Start of DATA EXCERPTS
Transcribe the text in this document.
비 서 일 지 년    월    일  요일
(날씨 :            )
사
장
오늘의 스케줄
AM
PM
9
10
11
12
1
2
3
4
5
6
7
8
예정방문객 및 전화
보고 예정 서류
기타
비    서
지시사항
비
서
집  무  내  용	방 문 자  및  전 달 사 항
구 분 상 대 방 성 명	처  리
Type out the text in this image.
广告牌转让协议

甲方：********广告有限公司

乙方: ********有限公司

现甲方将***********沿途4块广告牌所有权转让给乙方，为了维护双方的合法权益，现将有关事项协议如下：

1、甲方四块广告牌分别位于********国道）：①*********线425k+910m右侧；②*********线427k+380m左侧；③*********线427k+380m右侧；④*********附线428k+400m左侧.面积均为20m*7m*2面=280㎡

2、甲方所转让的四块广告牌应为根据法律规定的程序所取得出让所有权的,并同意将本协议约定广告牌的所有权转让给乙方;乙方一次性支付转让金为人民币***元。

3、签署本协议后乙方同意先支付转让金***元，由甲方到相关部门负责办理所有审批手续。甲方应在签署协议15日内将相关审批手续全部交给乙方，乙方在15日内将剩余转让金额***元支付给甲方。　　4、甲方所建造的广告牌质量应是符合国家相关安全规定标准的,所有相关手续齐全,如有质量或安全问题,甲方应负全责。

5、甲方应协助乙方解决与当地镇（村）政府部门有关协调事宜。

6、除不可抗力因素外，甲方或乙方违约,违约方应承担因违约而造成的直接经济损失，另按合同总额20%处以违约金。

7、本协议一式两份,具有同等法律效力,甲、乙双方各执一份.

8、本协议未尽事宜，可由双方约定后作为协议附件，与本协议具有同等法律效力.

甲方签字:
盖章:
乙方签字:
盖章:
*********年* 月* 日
End of DATA EXCERPTS
WHAT IS BEING ASKED: Your task is to repeat the data exactly, with nothing left out.

OUTPUT OF THE TASK:
Transcribe the text in this document.
비 서 일 지 년    월    일  요일
(날씨 :            )
사
장
오늘의 스케줄
AM
PM
9
10
11
12
1
2
3
4
5
6
7
8
예정방문객 및 전화
보고 예정 서류
기타
비    서
지시사항
비
서
집  무  내  용	방 문 자  및  전 달 사 항
구 분 상 대 방 성 명	처  리
Type out the text in this image.
广告牌转让协议

甲方：********广告有限公司

乙方: ********有限公司

现甲方将***********沿途4块广告牌所有权转让给乙方，为了维护双方的合法权益，现将有关事项协议如下：

1、甲方四块广告牌分别位于********国道）：①*********线425k+910m右侧；②*********线427k+380m左侧；③*********线427k+380m右侧；④*********附线428k+400m左侧.面积均为20m*7m*2面=280㎡

2、甲方所转让的四块广告牌应为根据法律规定的程序所取得出让所有权的,并同意将本协议约定广告牌的所有权转让给乙方;乙方一次性支付转让金为人民币***元。

3、签署本协议后乙方同意先支付转让金***元，由甲方到相关部门负责办理所有审批手续。甲方应在签署协议15日内将相关审批手续全部交给乙方，乙方在15日内将剩余转让金额***元支付给甲方。　　4、甲方所建造的广告牌质量应是符合国家相关安全规定标准的,所有相关手续齐全,如有质量或安全问题,甲方应负全责。

5、甲方应协助乙方解决与当地镇（村）政府部门有关协调事宜。

6、除不可抗力因素外，甲方或乙方违约,违约方应承担因违约而造成的直接经济损失，另按合同总额20%处以违约金。

7、本协议一式两份,具有同等法律效力,甲、乙双方各执一份.

8、本协议未尽事宜，可由双方约定后作为协议附件，与本协议具有同等法律效力.

甲方签字:
盖章:
乙方签字:
盖章:
*********年* 月* 日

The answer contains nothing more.